*ARBEITSDATEN:*
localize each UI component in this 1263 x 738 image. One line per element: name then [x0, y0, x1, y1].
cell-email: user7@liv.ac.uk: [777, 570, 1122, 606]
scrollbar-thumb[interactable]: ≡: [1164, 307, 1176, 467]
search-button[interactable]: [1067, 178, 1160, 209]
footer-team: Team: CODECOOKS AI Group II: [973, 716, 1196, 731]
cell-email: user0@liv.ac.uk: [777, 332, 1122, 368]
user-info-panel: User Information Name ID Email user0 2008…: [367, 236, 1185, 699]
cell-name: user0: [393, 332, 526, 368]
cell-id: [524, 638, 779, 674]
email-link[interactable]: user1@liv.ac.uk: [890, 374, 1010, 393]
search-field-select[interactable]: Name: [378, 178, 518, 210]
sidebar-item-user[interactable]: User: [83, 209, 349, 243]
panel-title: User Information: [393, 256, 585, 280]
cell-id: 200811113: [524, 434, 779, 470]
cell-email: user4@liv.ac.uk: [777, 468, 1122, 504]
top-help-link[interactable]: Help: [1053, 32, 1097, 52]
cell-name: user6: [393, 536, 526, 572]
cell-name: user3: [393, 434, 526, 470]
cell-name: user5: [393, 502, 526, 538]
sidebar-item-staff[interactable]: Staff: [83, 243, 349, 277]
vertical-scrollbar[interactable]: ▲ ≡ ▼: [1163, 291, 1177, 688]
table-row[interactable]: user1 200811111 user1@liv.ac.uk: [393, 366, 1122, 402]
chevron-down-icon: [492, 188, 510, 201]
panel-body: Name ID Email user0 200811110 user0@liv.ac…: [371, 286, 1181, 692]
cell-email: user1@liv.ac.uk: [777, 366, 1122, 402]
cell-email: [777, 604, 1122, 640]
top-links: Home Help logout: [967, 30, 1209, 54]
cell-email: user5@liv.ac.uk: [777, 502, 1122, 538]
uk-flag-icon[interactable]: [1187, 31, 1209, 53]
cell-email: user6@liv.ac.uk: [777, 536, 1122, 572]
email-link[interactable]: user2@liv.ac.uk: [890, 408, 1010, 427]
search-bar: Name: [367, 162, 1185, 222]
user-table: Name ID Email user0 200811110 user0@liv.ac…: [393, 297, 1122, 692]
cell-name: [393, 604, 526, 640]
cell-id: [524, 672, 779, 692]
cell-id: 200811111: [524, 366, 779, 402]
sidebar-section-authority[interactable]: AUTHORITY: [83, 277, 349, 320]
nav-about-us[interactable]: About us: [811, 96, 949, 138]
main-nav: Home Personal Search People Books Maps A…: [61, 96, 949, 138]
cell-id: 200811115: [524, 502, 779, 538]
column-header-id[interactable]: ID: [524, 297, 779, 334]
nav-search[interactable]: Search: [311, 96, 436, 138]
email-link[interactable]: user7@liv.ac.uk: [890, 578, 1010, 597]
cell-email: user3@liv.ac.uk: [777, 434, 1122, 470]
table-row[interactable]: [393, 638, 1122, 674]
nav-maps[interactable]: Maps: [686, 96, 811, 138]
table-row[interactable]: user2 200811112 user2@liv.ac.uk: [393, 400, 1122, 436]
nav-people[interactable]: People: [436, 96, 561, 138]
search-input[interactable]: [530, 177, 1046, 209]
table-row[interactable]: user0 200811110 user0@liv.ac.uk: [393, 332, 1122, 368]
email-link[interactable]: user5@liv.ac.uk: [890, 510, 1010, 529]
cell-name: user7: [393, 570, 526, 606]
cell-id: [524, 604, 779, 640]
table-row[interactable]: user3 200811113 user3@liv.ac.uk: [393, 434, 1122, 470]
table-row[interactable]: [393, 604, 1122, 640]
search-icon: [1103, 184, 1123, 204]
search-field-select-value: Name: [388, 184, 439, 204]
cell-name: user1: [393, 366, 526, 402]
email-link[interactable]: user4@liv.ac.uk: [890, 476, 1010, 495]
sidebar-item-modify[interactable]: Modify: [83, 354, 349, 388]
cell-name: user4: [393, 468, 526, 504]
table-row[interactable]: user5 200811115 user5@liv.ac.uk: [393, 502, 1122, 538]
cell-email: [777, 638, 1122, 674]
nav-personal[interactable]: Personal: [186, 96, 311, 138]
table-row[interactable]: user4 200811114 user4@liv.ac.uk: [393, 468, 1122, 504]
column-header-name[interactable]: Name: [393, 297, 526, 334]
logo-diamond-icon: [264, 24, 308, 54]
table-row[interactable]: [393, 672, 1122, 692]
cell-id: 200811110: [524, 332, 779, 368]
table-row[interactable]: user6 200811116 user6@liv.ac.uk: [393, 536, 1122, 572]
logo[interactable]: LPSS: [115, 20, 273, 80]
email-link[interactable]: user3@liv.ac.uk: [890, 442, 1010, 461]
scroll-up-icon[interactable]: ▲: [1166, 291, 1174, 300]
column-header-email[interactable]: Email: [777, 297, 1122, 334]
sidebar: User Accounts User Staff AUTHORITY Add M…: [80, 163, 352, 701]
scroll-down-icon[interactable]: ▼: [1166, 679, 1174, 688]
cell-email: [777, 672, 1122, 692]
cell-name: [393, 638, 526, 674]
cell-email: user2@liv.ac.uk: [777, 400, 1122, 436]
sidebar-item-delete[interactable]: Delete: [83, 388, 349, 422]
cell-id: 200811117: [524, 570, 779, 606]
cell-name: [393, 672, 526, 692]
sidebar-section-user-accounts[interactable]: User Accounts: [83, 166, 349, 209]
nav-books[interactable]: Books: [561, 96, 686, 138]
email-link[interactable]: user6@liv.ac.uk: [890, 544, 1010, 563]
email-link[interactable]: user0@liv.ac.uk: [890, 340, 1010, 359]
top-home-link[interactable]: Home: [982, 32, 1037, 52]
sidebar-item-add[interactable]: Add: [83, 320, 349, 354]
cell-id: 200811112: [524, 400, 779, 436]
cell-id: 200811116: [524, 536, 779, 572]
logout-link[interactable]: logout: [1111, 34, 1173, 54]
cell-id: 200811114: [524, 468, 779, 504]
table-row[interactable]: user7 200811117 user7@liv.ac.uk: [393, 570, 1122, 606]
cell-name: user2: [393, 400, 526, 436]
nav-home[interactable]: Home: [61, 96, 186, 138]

--

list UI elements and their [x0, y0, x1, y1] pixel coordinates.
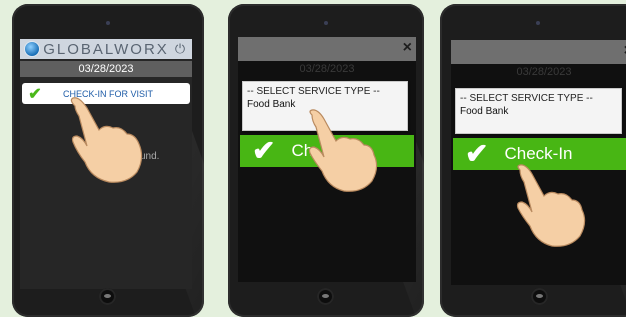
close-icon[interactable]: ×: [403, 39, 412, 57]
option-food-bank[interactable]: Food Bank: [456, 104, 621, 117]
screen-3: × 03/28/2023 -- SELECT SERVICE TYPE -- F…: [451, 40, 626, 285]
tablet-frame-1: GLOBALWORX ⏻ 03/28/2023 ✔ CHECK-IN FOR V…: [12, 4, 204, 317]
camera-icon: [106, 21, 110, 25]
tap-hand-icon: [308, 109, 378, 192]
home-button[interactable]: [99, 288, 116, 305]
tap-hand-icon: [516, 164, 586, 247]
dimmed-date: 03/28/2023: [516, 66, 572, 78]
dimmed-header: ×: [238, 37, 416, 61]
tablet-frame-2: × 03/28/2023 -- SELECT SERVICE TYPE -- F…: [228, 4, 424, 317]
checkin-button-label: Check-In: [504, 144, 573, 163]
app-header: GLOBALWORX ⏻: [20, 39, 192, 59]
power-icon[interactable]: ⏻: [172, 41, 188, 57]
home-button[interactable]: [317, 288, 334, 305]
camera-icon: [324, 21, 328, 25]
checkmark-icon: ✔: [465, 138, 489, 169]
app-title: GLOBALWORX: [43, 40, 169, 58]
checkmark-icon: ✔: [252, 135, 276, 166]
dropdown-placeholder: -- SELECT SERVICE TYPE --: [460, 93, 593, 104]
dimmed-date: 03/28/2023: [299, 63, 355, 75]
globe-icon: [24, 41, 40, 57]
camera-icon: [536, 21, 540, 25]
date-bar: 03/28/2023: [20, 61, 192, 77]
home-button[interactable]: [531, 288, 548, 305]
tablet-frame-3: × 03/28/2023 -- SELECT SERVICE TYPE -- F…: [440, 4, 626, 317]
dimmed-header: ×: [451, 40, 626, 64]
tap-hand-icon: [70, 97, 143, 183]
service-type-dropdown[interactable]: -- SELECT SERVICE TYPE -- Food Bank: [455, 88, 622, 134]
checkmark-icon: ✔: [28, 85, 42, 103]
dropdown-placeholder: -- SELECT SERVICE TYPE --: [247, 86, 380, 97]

*AUFGABE:* Gib aus den Daten alles von der Zeile mit „close-icon[interactable]: ×: [403, 39, 412, 57]“ bis hinunter zur Zeile mit „dimmed-date: 03/28/2023: [516, 66, 572, 78]“ Zeichen für Zeichen wieder, beide Zeilen eingeschlossen.

*ANTWORT:*
close-icon[interactable]: ×: [403, 39, 412, 57]
option-food-bank[interactable]: Food Bank: [456, 104, 621, 117]
screen-3: × 03/28/2023 -- SELECT SERVICE TYPE -- F…: [451, 40, 626, 285]
tablet-frame-1: GLOBALWORX ⏻ 03/28/2023 ✔ CHECK-IN FOR V…: [12, 4, 204, 317]
camera-icon: [106, 21, 110, 25]
tap-hand-icon: [308, 109, 378, 192]
home-button[interactable]: [99, 288, 116, 305]
tap-hand-icon: [516, 164, 586, 247]
dimmed-date: 03/28/2023: [516, 66, 572, 78]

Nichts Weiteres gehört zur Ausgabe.